Given request - Of all the lines in the records, how many hold the word "ლიზისი"? Answer with the number only.

Figure content listings -
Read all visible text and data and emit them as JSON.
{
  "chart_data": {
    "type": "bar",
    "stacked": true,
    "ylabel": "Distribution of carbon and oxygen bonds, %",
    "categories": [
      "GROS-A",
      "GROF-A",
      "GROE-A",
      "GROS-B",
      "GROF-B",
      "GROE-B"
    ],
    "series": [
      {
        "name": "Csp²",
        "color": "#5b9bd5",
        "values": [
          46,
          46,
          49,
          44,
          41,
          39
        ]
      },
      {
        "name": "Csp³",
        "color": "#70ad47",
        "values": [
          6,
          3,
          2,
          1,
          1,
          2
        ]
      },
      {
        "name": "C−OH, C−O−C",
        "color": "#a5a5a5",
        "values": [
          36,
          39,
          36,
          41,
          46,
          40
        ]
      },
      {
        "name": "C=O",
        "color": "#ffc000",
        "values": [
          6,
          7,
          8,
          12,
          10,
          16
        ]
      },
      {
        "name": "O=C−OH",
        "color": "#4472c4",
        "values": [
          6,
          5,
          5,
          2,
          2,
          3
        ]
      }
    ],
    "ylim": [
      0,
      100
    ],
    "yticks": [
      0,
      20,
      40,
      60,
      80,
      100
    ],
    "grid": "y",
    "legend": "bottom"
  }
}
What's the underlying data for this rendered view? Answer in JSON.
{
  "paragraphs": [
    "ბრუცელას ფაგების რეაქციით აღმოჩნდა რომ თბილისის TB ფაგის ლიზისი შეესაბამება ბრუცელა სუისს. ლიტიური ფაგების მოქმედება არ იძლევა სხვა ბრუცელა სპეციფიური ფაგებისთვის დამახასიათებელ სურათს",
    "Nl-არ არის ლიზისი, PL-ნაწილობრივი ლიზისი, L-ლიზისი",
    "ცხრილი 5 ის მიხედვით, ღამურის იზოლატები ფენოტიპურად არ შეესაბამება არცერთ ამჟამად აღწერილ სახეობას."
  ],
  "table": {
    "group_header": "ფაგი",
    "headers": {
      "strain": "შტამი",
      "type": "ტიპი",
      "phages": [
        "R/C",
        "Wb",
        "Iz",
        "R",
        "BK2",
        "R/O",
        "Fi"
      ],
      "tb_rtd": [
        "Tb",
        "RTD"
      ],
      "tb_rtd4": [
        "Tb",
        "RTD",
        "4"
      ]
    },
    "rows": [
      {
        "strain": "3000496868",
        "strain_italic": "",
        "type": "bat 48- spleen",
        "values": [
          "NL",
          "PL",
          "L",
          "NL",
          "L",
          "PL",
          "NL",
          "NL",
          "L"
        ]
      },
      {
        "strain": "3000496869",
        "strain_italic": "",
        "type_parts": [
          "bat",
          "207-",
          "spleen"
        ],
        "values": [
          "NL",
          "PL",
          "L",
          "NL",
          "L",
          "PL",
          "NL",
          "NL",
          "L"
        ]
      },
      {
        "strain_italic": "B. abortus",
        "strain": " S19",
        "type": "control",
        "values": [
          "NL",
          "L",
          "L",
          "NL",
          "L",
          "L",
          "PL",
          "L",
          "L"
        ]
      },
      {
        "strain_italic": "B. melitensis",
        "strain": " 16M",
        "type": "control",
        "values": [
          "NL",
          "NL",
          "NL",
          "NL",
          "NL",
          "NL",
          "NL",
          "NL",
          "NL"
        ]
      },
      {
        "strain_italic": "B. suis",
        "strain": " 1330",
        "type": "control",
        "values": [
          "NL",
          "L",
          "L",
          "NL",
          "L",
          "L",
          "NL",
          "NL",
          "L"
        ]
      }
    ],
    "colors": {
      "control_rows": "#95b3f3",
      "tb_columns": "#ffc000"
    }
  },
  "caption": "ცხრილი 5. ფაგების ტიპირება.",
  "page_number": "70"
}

Right answer - 2